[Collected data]
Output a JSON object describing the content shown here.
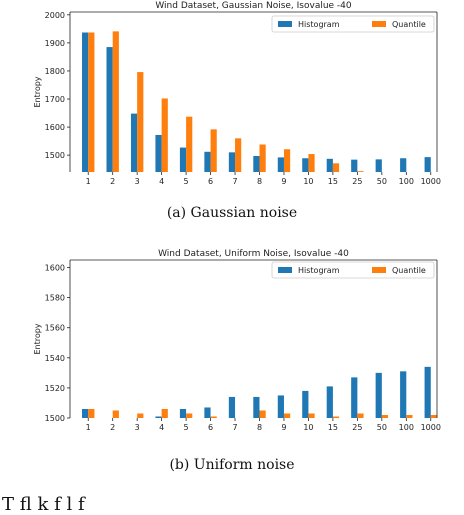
{
  "chart_data": [
    {
      "type": "bar",
      "title": "Wind Dataset, Gaussian Noise, Isovalue -40",
      "ylabel": "Entropy",
      "xlabel": "",
      "ylim": [
        1440,
        2010
      ],
      "yticks": [
        1500,
        1600,
        1700,
        1800,
        1900,
        2000
      ],
      "categories": [
        "1",
        "2",
        "3",
        "4",
        "5",
        "6",
        "7",
        "8",
        "9",
        "10",
        "15",
        "25",
        "50",
        "100",
        "1000"
      ],
      "series": [
        {
          "name": "Histogram",
          "color": "#1f77b4",
          "values": [
            1937,
            1885,
            1648,
            1572,
            1527,
            1512,
            1510,
            1497,
            1492,
            1489,
            1487,
            1484,
            1485,
            1489,
            1493
          ]
        },
        {
          "name": "Quantile",
          "color": "#ff7f0e",
          "values": [
            1937,
            1941,
            1796,
            1702,
            1637,
            1592,
            1560,
            1538,
            1521,
            1504,
            1471,
            1443,
            null,
            null,
            null
          ]
        }
      ],
      "legend": "top-right",
      "grid": false,
      "caption": "(a) Gaussian noise"
    },
    {
      "type": "bar",
      "title": "Wind Dataset, Uniform Noise, Isovalue -40",
      "ylabel": "Entropy",
      "xlabel": "",
      "ylim": [
        1500,
        1605
      ],
      "yticks": [
        1500,
        1520,
        1540,
        1560,
        1580,
        1600
      ],
      "categories": [
        "1",
        "2",
        "3",
        "4",
        "5",
        "6",
        "7",
        "8",
        "9",
        "10",
        "15",
        "25",
        "50",
        "100",
        "1000"
      ],
      "series": [
        {
          "name": "Histogram",
          "color": "#1f77b4",
          "values": [
            1506,
            null,
            null,
            1501,
            1506,
            1507,
            1514,
            1514,
            1515,
            1518,
            1521,
            1527,
            1530,
            1531,
            1534
          ]
        },
        {
          "name": "Quantile",
          "color": "#ff7f0e",
          "values": [
            1506,
            1505,
            1503,
            1506,
            1503,
            1501,
            null,
            1505,
            1503,
            1503,
            1501,
            1503,
            1502,
            1502,
            1502
          ]
        }
      ],
      "legend": "top-right",
      "grid": false,
      "caption": "(b) Uniform noise"
    }
  ],
  "footer_text": "T     fl              k              f                                          l      f"
}
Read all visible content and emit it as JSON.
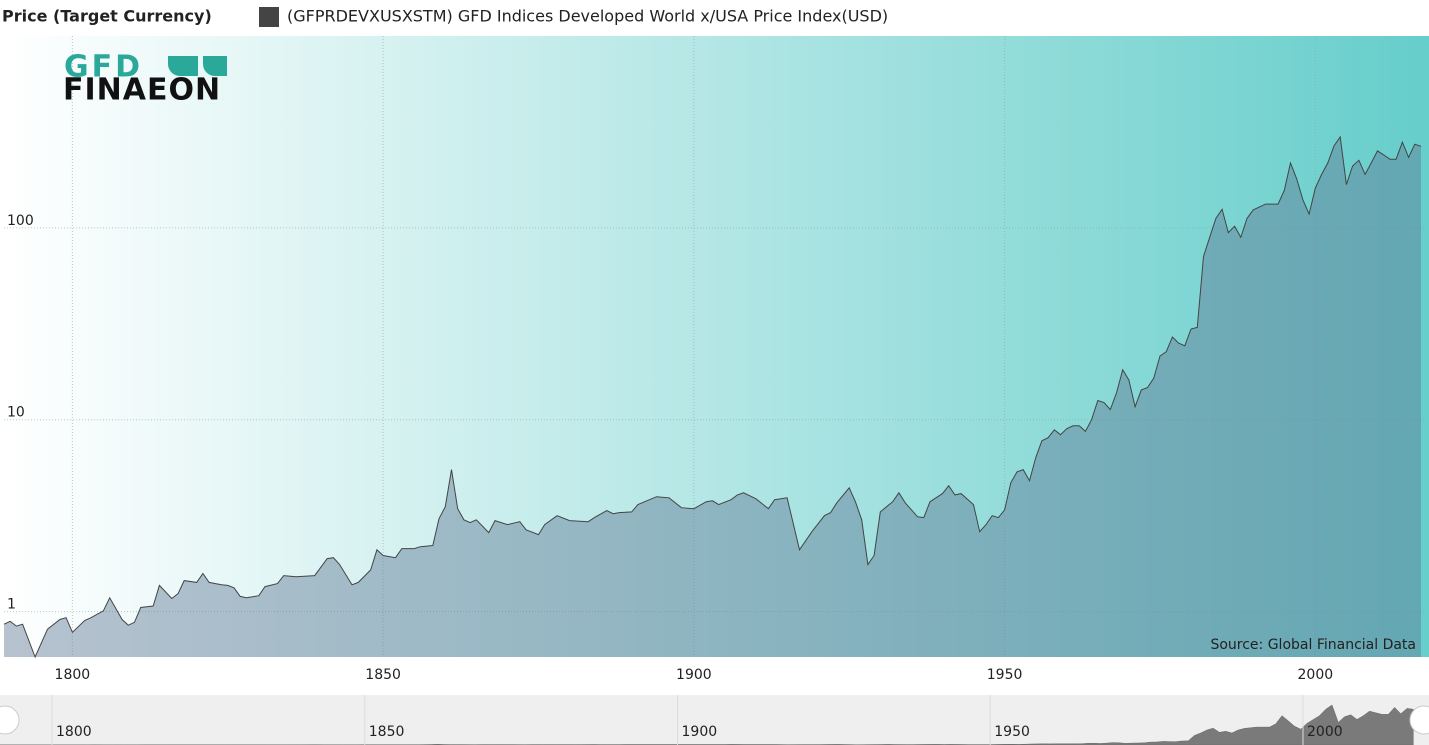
{
  "chart_data": {
    "type": "area",
    "log_scale": true,
    "grid": true,
    "title": "Price (Target Currency)",
    "logo": {
      "top": "GFD",
      "bottom": "FINAEON"
    },
    "annotation": "Source: Global Financial Data",
    "xlim": [
      1789,
      2017
    ],
    "xticks": [
      1800,
      1850,
      1900,
      1950,
      2000
    ],
    "ylim": [
      0.58,
      1000
    ],
    "yticks": [
      1,
      10,
      100
    ],
    "area_color": "#5f7794",
    "x": [
      1789,
      1790,
      1791,
      1792,
      1794,
      1796,
      1798,
      1799,
      1800,
      1802,
      1803,
      1805,
      1806,
      1808,
      1809,
      1810,
      1811,
      1813,
      1814,
      1816,
      1817,
      1818,
      1820,
      1821,
      1822,
      1824,
      1825,
      1826,
      1827,
      1828,
      1830,
      1831,
      1833,
      1834,
      1836,
      1839,
      1841,
      1842,
      1843,
      1845,
      1846,
      1848,
      1849,
      1850,
      1852,
      1853,
      1855,
      1856,
      1858,
      1859,
      1860,
      1861,
      1862,
      1863,
      1864,
      1865,
      1867,
      1868,
      1870,
      1872,
      1873,
      1875,
      1876,
      1878,
      1880,
      1883,
      1884,
      1886,
      1887,
      1888,
      1890,
      1891,
      1894,
      1896,
      1898,
      1900,
      1902,
      1903,
      1904,
      1906,
      1907,
      1908,
      1910,
      1912,
      1913,
      1915,
      1917,
      1919,
      1921,
      1922,
      1923,
      1925,
      1926,
      1927,
      1928,
      1929,
      1930,
      1932,
      1933,
      1934,
      1936,
      1937,
      1938,
      1940,
      1941,
      1942,
      1943,
      1945,
      1946,
      1947,
      1948,
      1949,
      1950,
      1951,
      1952,
      1953,
      1954,
      1955,
      1956,
      1957,
      1958,
      1959,
      1960,
      1961,
      1962,
      1963,
      1964,
      1965,
      1966,
      1967,
      1968,
      1969,
      1970,
      1971,
      1972,
      1973,
      1974,
      1975,
      1976,
      1977,
      1978,
      1979,
      1980,
      1981,
      1982,
      1983,
      1984,
      1985,
      1986,
      1987,
      1988,
      1989,
      1990,
      1992,
      1994,
      1995,
      1996,
      1997,
      1998,
      1999,
      2000,
      2001,
      2002,
      2003,
      2004,
      2005,
      2006,
      2007,
      2008,
      2009,
      2010,
      2011,
      2012,
      2013,
      2014,
      2015,
      2016,
      2017
    ],
    "series": [
      {
        "name": "(GFPRDEVXUSXSTM) GFD Indices Developed World x/USA Price Index(USD)",
        "color": "#444444",
        "values": [
          0.86,
          0.89,
          0.84,
          0.86,
          0.58,
          0.81,
          0.91,
          0.93,
          0.78,
          0.9,
          0.93,
          1.01,
          1.18,
          0.91,
          0.85,
          0.88,
          1.05,
          1.07,
          1.37,
          1.17,
          1.24,
          1.45,
          1.42,
          1.58,
          1.42,
          1.38,
          1.37,
          1.33,
          1.2,
          1.18,
          1.21,
          1.35,
          1.4,
          1.54,
          1.52,
          1.54,
          1.89,
          1.91,
          1.76,
          1.38,
          1.42,
          1.65,
          2.1,
          1.96,
          1.91,
          2.13,
          2.13,
          2.18,
          2.21,
          3.05,
          3.52,
          5.5,
          3.44,
          3.01,
          2.91,
          3.01,
          2.58,
          2.98,
          2.84,
          2.94,
          2.67,
          2.52,
          2.84,
          3.16,
          2.98,
          2.94,
          3.09,
          3.36,
          3.24,
          3.28,
          3.31,
          3.61,
          3.97,
          3.92,
          3.48,
          3.44,
          3.74,
          3.78,
          3.61,
          3.83,
          4.06,
          4.16,
          3.87,
          3.44,
          3.83,
          3.92,
          2.1,
          2.61,
          3.16,
          3.28,
          3.69,
          4.42,
          3.74,
          3.01,
          1.76,
          1.96,
          3.31,
          3.74,
          4.16,
          3.69,
          3.12,
          3.09,
          3.74,
          4.12,
          4.53,
          4.06,
          4.12,
          3.61,
          2.61,
          2.84,
          3.16,
          3.09,
          3.39,
          4.69,
          5.35,
          5.5,
          4.81,
          6.33,
          7.78,
          8.06,
          8.86,
          8.36,
          8.98,
          9.3,
          9.3,
          8.7,
          10.0,
          12.6,
          12.3,
          11.3,
          13.8,
          18.2,
          16.1,
          11.7,
          14.3,
          14.7,
          16.5,
          21.5,
          22.6,
          27.0,
          25.1,
          24.3,
          29.7,
          30.3,
          70.9,
          89.3,
          112,
          125,
          94.5,
          102,
          89.3,
          112,
          124,
          133,
          133,
          157,
          218,
          180,
          140,
          118,
          161,
          190,
          218,
          267,
          298,
          168,
          210,
          225,
          190,
          218,
          252,
          240,
          228,
          228,
          280,
          233,
          273,
          266
        ]
      }
    ]
  }
}
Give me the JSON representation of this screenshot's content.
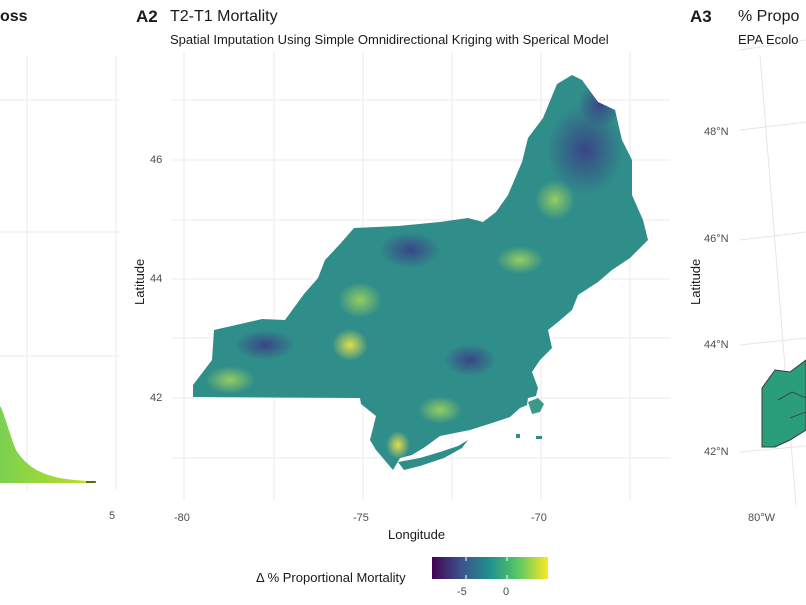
{
  "panel_a1": {
    "title_fragment": "oss",
    "x_tick": "5"
  },
  "panel_a2": {
    "tag": "A2",
    "title": "T2-T1 Mortality",
    "subtitle": "Spatial Imputation Using Simple Omnidirectional Kriging with Sperical Model",
    "xlabel": "Longitude",
    "ylabel": "Latitude",
    "x_ticks": [
      "-80",
      "-75",
      "-70"
    ],
    "y_ticks": [
      "46",
      "44",
      "42"
    ],
    "legend": {
      "title": "Δ % Proportional Mortality",
      "ticks": [
        "-5",
        "0"
      ],
      "colors": [
        "#440154",
        "#3b528b",
        "#21908d",
        "#5dc963",
        "#fde725"
      ]
    }
  },
  "panel_a3": {
    "tag": "A3",
    "title_fragment": "% Propo",
    "subtitle_fragment": "EPA Ecolo",
    "ylabel": "Latitude",
    "y_ticks": [
      "48°N",
      "46°N",
      "44°N",
      "42°N"
    ],
    "x_tick": "80°W",
    "fill_color": "#2a9d7a"
  },
  "colors": {
    "grid": "#ebebeb",
    "map_base": "#2f8d8a",
    "viridis_dark": "#3b528b",
    "viridis_light": "#a6d85a"
  }
}
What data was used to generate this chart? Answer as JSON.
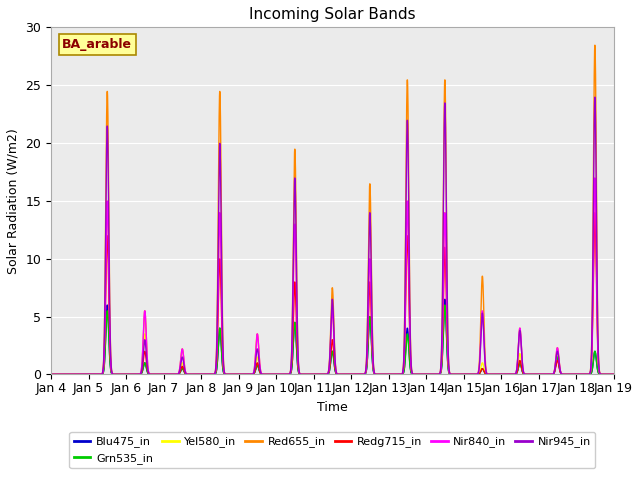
{
  "title": "Incoming Solar Bands",
  "xlabel": "Time",
  "ylabel": "Solar Radiation (W/m2)",
  "annotation": "BA_arable",
  "annotation_color": "#8B0000",
  "annotation_bg": "#FFFF99",
  "ylim": [
    0,
    30
  ],
  "xlim": [
    0,
    15
  ],
  "background_color": "#EBEBEB",
  "series": [
    {
      "label": "Blu475_in",
      "color": "#0000CC",
      "lw": 1.0
    },
    {
      "label": "Grn535_in",
      "color": "#00CC00",
      "lw": 1.0
    },
    {
      "label": "Yel580_in",
      "color": "#FFFF00",
      "lw": 1.0
    },
    {
      "label": "Red655_in",
      "color": "#FF8800",
      "lw": 1.0
    },
    {
      "label": "Redg715_in",
      "color": "#FF0000",
      "lw": 1.0
    },
    {
      "label": "Nir840_in",
      "color": "#FF00FF",
      "lw": 1.0
    },
    {
      "label": "Nir945_in",
      "color": "#9900CC",
      "lw": 1.0
    }
  ],
  "day_labels": [
    "Jan 4",
    "Jan 5",
    "Jan 6",
    "Jan 7",
    "Jan 8",
    "Jan 9",
    "Jan 10",
    "Jan 11",
    "Jan 12",
    "Jan 13",
    "Jan 14",
    "Jan 15",
    "Jan 16",
    "Jan 17",
    "Jan 18",
    "Jan 19"
  ],
  "day_peaks": {
    "Jan 5": {
      "Blu475_in": 6.0,
      "Grn535_in": 5.5,
      "Yel580_in": 15.0,
      "Red655_in": 24.5,
      "Redg715_in": 12.0,
      "Nir840_in": 15.0,
      "Nir945_in": 21.5
    },
    "Jan 6": {
      "Blu475_in": 1.0,
      "Grn535_in": 1.0,
      "Yel580_in": 3.5,
      "Red655_in": 5.5,
      "Redg715_in": 2.0,
      "Nir840_in": 5.5,
      "Nir945_in": 3.0
    },
    "Jan 7": {
      "Blu475_in": 0.5,
      "Grn535_in": 0.5,
      "Yel580_in": 1.0,
      "Red655_in": 2.2,
      "Redg715_in": 0.7,
      "Nir840_in": 2.2,
      "Nir945_in": 1.5
    },
    "Jan 8": {
      "Blu475_in": 4.0,
      "Grn535_in": 4.0,
      "Yel580_in": 14.0,
      "Red655_in": 24.5,
      "Redg715_in": 10.0,
      "Nir840_in": 14.0,
      "Nir945_in": 20.0
    },
    "Jan 9": {
      "Blu475_in": 0.8,
      "Grn535_in": 0.8,
      "Yel580_in": 1.5,
      "Red655_in": 3.5,
      "Redg715_in": 1.0,
      "Nir840_in": 3.5,
      "Nir945_in": 2.2
    },
    "Jan 10": {
      "Blu475_in": 4.5,
      "Grn535_in": 4.5,
      "Yel580_in": 13.0,
      "Red655_in": 19.5,
      "Redg715_in": 8.0,
      "Nir840_in": 13.0,
      "Nir945_in": 17.0
    },
    "Jan 11": {
      "Blu475_in": 2.0,
      "Grn535_in": 2.0,
      "Yel580_in": 5.5,
      "Red655_in": 7.5,
      "Redg715_in": 3.0,
      "Nir840_in": 5.5,
      "Nir945_in": 6.5
    },
    "Jan 12": {
      "Blu475_in": 5.0,
      "Grn535_in": 5.0,
      "Yel580_in": 10.0,
      "Red655_in": 16.5,
      "Redg715_in": 8.0,
      "Nir840_in": 10.0,
      "Nir945_in": 14.0
    },
    "Jan 13": {
      "Blu475_in": 4.0,
      "Grn535_in": 3.5,
      "Yel580_in": 15.0,
      "Red655_in": 25.5,
      "Redg715_in": 12.0,
      "Nir840_in": 15.0,
      "Nir945_in": 22.0
    },
    "Jan 14": {
      "Blu475_in": 6.5,
      "Grn535_in": 6.0,
      "Yel580_in": 14.0,
      "Red655_in": 25.5,
      "Redg715_in": 11.0,
      "Nir840_in": 14.0,
      "Nir945_in": 23.5
    },
    "Jan 15": {
      "Blu475_in": 0.5,
      "Grn535_in": 0.5,
      "Yel580_in": 1.0,
      "Red655_in": 8.5,
      "Redg715_in": 0.5,
      "Nir840_in": 5.5,
      "Nir945_in": 5.3
    },
    "Jan 16": {
      "Blu475_in": 1.0,
      "Grn535_in": 1.0,
      "Yel580_in": 1.8,
      "Red655_in": 4.0,
      "Redg715_in": 1.2,
      "Nir840_in": 4.0,
      "Nir945_in": 3.8
    },
    "Jan 17": {
      "Blu475_in": 1.5,
      "Grn535_in": 1.5,
      "Yel580_in": 2.0,
      "Red655_in": 2.3,
      "Redg715_in": 1.2,
      "Nir840_in": 2.3,
      "Nir945_in": 2.0
    },
    "Jan 18": {
      "Blu475_in": 2.0,
      "Grn535_in": 2.0,
      "Yel580_in": 17.0,
      "Red655_in": 28.5,
      "Redg715_in": 14.0,
      "Nir840_in": 17.0,
      "Nir945_in": 24.0
    }
  },
  "figsize": [
    6.4,
    4.8
  ],
  "dpi": 100
}
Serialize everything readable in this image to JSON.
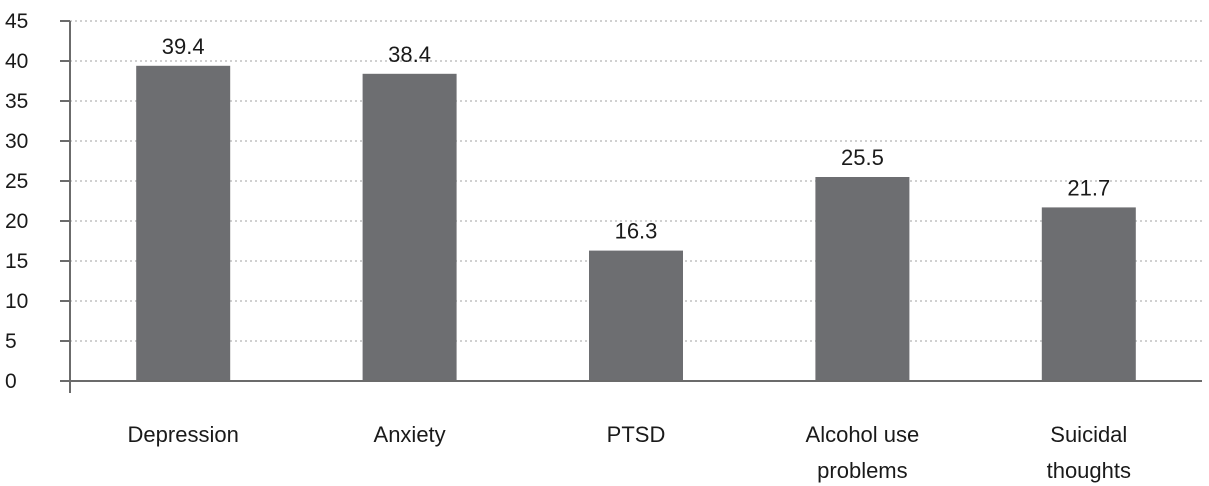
{
  "chart_data": {
    "type": "bar",
    "categories": [
      [
        "Depression"
      ],
      [
        "Anxiety"
      ],
      [
        "PTSD"
      ],
      [
        "Alcohol use",
        "problems"
      ],
      [
        "Suicidal",
        "thoughts"
      ]
    ],
    "values": [
      39.4,
      38.4,
      16.3,
      25.5,
      21.7
    ],
    "value_labels": [
      "39.4",
      "38.4",
      "16.3",
      "25.5",
      "21.7"
    ],
    "yticks": [
      0,
      5,
      10,
      15,
      20,
      25,
      30,
      35,
      40,
      45
    ],
    "ylim": [
      0,
      45
    ],
    "title": "",
    "xlabel": "",
    "ylabel": "",
    "grid": "horizontal dotted",
    "legend": "none",
    "colors": {
      "bar": "#6d6e71",
      "axis": "#6b6b6b",
      "grid": "#b5b5b5",
      "text": "#1a1a1a"
    }
  }
}
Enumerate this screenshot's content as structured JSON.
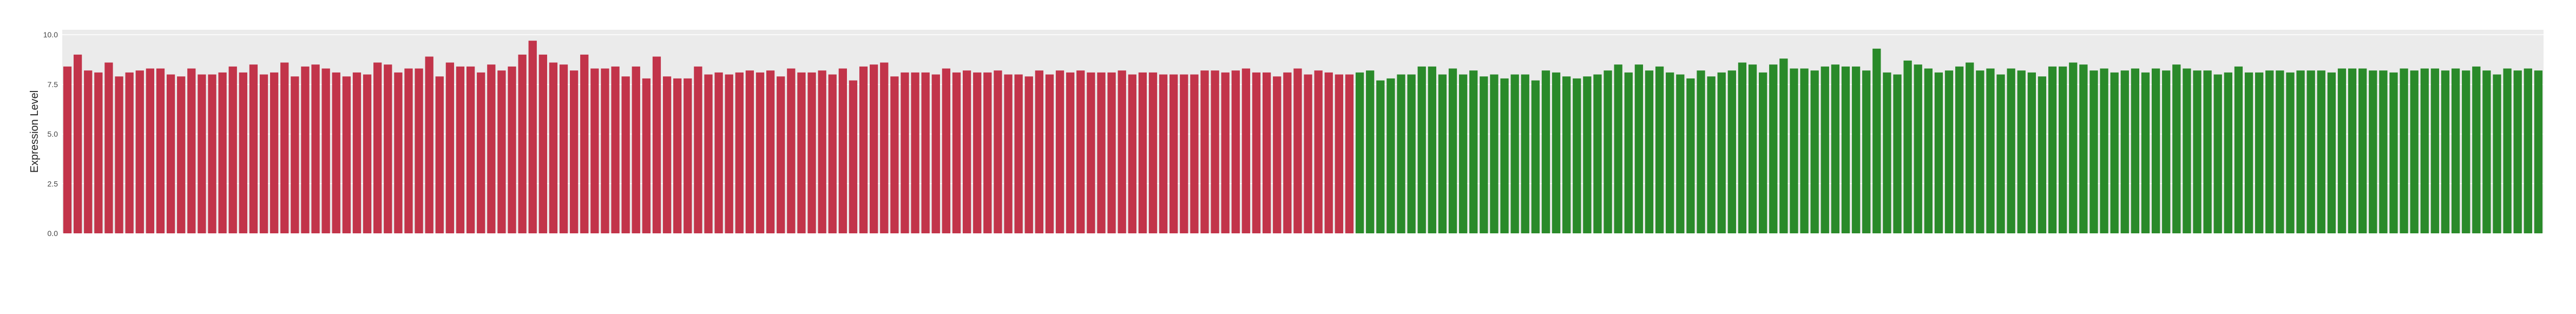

__Objective__: State, as a bare number, how many lines of the listing hold the word "Gaussian".

__Answer to the task__: 2